STATED PROBLEM >>
Can you retype every line of the entries below without changing anything, omitting only the picture lines?

>> begin SUPPLIED DATA

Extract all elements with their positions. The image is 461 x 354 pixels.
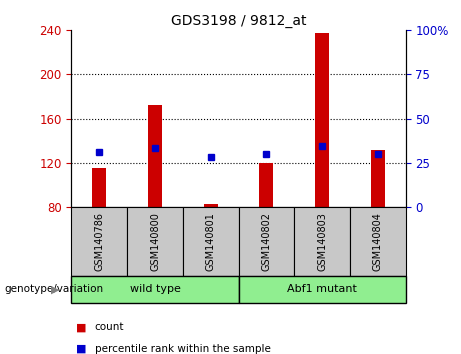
Bar [238, 276, 406, 303]
Bar [315, 33, 329, 207]
Text: GSM140786: GSM140786 [95, 212, 104, 271]
Bar [183, 207, 238, 276]
Bar [204, 204, 218, 207]
Text: genotype/variation: genotype/variation [5, 284, 104, 295]
Bar [350, 207, 406, 276]
Bar [148, 105, 162, 207]
Text: GSM140800: GSM140800 [150, 212, 160, 271]
Bar [92, 169, 106, 207]
Bar [294, 207, 350, 276]
Bar [71, 276, 239, 303]
Text: Abf1 mutant: Abf1 mutant [287, 284, 357, 295]
Bar [127, 207, 183, 276]
Text: ■: ■ [76, 322, 87, 332]
Text: ■: ■ [76, 344, 87, 354]
Text: GSM140802: GSM140802 [261, 212, 272, 271]
Text: percentile rank within the sample: percentile rank within the sample [95, 344, 271, 354]
Text: GSM140804: GSM140804 [373, 212, 383, 271]
Text: count: count [95, 322, 124, 332]
Bar [238, 207, 294, 276]
Text: GSM140803: GSM140803 [317, 212, 327, 271]
Text: wild type: wild type [130, 284, 180, 295]
Text: ▶: ▶ [51, 284, 59, 295]
Text: GSM140801: GSM140801 [206, 212, 216, 271]
Bar [371, 149, 385, 207]
Bar [71, 207, 127, 276]
Title: GDS3198 / 9812_at: GDS3198 / 9812_at [171, 14, 306, 28]
Bar [260, 163, 273, 207]
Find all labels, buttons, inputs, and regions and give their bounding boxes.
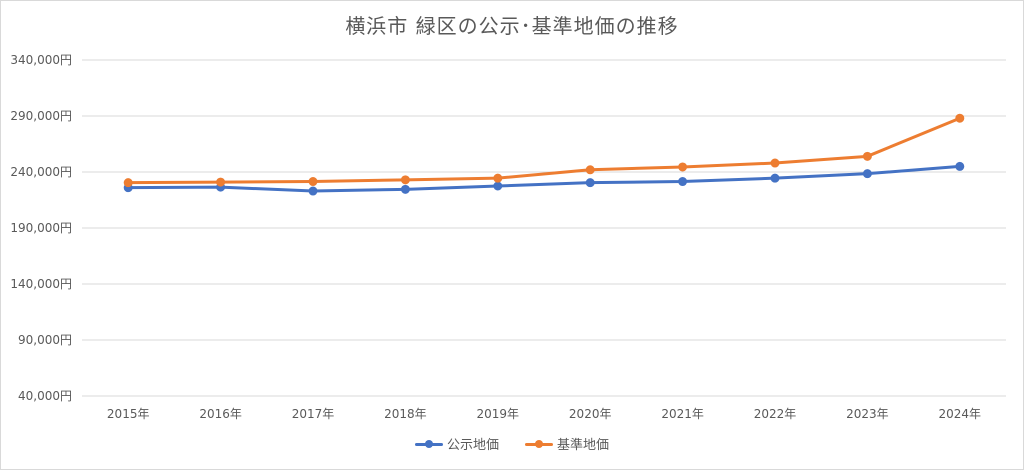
data-point-s1-4	[493, 173, 503, 183]
legend-item-公示地価: 公示地価	[414, 434, 499, 453]
y-tick-label-5: 290,000円	[10, 109, 72, 123]
y-tick-label-1: 90,000円	[18, 333, 72, 347]
data-point-s1-9	[955, 113, 965, 123]
data-point-s1-8	[862, 151, 872, 161]
y-tick-label-3: 190,000円	[10, 221, 72, 235]
data-point-s1-7	[770, 158, 780, 168]
x-tick-label-1: 2016年	[199, 407, 242, 421]
data-point-s0-3	[400, 184, 410, 194]
data-point-s0-8	[862, 169, 872, 179]
legend-label-koji: 公示地価	[446, 438, 499, 453]
data-point-s1-3	[400, 175, 410, 185]
data-point-s0-6	[678, 177, 688, 187]
legend-item-基準地価: 基準地価	[525, 434, 609, 453]
data-point-s1-0	[123, 178, 133, 188]
x-tick-label-3: 2018年	[384, 407, 427, 421]
legend-swatch-blue	[414, 438, 443, 450]
data-point-s0-7	[770, 173, 780, 183]
x-tick-label-5: 2020年	[569, 407, 612, 421]
x-tick-label-9: 2024年	[939, 407, 982, 421]
x-tick-label-8: 2023年	[846, 407, 889, 421]
data-point-s1-5	[585, 165, 595, 175]
data-point-s0-2	[308, 186, 318, 196]
legend-swatch-orange	[525, 438, 553, 450]
chart-title: 横浜市 緑区の公示･基準地価の推移	[345, 14, 679, 38]
x-tick-label-4: 2019年	[477, 407, 520, 421]
series-line-1	[126, 116, 962, 185]
data-point-s0-4	[493, 181, 503, 191]
legend: 公示地価 基準地価	[0, 434, 1024, 453]
data-point-s1-2	[308, 177, 318, 187]
data-point-s0-9	[955, 161, 965, 171]
x-tick-label-7: 2022年	[754, 407, 797, 421]
x-tick-label-2: 2017年	[292, 407, 335, 421]
legend-label-kijun: 基準地価	[557, 438, 610, 453]
x-tick-label-6: 2021年	[661, 407, 704, 421]
data-point-s0-5	[585, 178, 595, 188]
y-tick-label-6: 340,000円	[10, 53, 72, 67]
data-point-s1-1	[216, 177, 226, 187]
y-tick-label-4: 240,000円	[10, 165, 72, 179]
x-tick-label-0: 2015年	[107, 407, 150, 421]
data-point-s1-6	[678, 162, 688, 172]
series-line-0	[126, 164, 962, 193]
y-tick-label-0: 40,000円	[18, 389, 72, 403]
y-tick-label-2: 140,000円	[10, 277, 72, 291]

>> end SUPPLIED DATA

TASK RESPONSE >>
Extract all elements with their positions. The image is 461 x 354 pixels.
Bar [238, 276, 406, 303]
Bar [315, 33, 329, 207]
Text: GSM140786: GSM140786 [95, 212, 104, 271]
Bar [183, 207, 238, 276]
Bar [204, 204, 218, 207]
Text: genotype/variation: genotype/variation [5, 284, 104, 295]
Bar [350, 207, 406, 276]
Bar [148, 105, 162, 207]
Text: GSM140800: GSM140800 [150, 212, 160, 271]
Bar [92, 169, 106, 207]
Bar [294, 207, 350, 276]
Bar [71, 276, 239, 303]
Text: Abf1 mutant: Abf1 mutant [287, 284, 357, 295]
Bar [127, 207, 183, 276]
Text: ■: ■ [76, 322, 87, 332]
Text: ■: ■ [76, 344, 87, 354]
Text: GSM140802: GSM140802 [261, 212, 272, 271]
Text: percentile rank within the sample: percentile rank within the sample [95, 344, 271, 354]
Text: GSM140804: GSM140804 [373, 212, 383, 271]
Text: count: count [95, 322, 124, 332]
Bar [238, 207, 294, 276]
Text: GSM140803: GSM140803 [317, 212, 327, 271]
Text: wild type: wild type [130, 284, 180, 295]
Text: ▶: ▶ [51, 284, 59, 295]
Text: GSM140801: GSM140801 [206, 212, 216, 271]
Bar [371, 149, 385, 207]
Bar [71, 207, 127, 276]
Title: GDS3198 / 9812_at: GDS3198 / 9812_at [171, 14, 306, 28]
Bar [260, 163, 273, 207]
Find all labels, buttons, inputs, and regions and give their bounding boxes.
data-point-s1-4	[493, 173, 503, 183]
legend-item-公示地価: 公示地価	[414, 434, 499, 453]
y-tick-label-5: 290,000円	[10, 109, 72, 123]
y-tick-label-1: 90,000円	[18, 333, 72, 347]
data-point-s1-9	[955, 113, 965, 123]
data-point-s1-8	[862, 151, 872, 161]
y-tick-label-3: 190,000円	[10, 221, 72, 235]
data-point-s1-7	[770, 158, 780, 168]
x-tick-label-1: 2016年	[199, 407, 242, 421]
data-point-s0-3	[400, 184, 410, 194]
data-point-s0-8	[862, 169, 872, 179]
legend-label-koji: 公示地価	[446, 438, 499, 453]
data-point-s1-3	[400, 175, 410, 185]
data-point-s0-6	[678, 177, 688, 187]
legend-item-基準地価: 基準地価	[525, 434, 609, 453]
data-point-s1-0	[123, 178, 133, 188]
x-tick-label-3: 2018年	[384, 407, 427, 421]
legend-swatch-blue	[414, 438, 443, 450]
data-point-s0-7	[770, 173, 780, 183]
x-tick-label-5: 2020年	[569, 407, 612, 421]
x-tick-label-9: 2024年	[939, 407, 982, 421]
x-tick-label-8: 2023年	[846, 407, 889, 421]
data-point-s1-5	[585, 165, 595, 175]
data-point-s0-2	[308, 186, 318, 196]
legend-swatch-orange	[525, 438, 553, 450]
chart-title: 横浜市 緑区の公示･基準地価の推移	[345, 14, 679, 38]
x-tick-label-4: 2019年	[477, 407, 520, 421]
series-line-1	[126, 116, 962, 185]
data-point-s0-4	[493, 181, 503, 191]
legend: 公示地価 基準地価	[0, 434, 1024, 453]
data-point-s1-2	[308, 177, 318, 187]
data-point-s0-9	[955, 161, 965, 171]
x-tick-label-7: 2022年	[754, 407, 797, 421]
x-tick-label-2: 2017年	[292, 407, 335, 421]
legend-label-kijun: 基準地価	[557, 438, 610, 453]
x-tick-label-6: 2021年	[661, 407, 704, 421]
data-point-s0-5	[585, 178, 595, 188]
y-tick-label-6: 340,000円	[10, 53, 72, 67]
data-point-s1-1	[216, 177, 226, 187]
y-tick-label-4: 240,000円	[10, 165, 72, 179]
x-tick-label-0: 2015年	[107, 407, 150, 421]
data-point-s1-6	[678, 162, 688, 172]
series-line-0	[126, 164, 962, 193]
y-tick-label-0: 40,000円	[18, 389, 72, 403]
y-tick-label-2: 140,000円	[10, 277, 72, 291]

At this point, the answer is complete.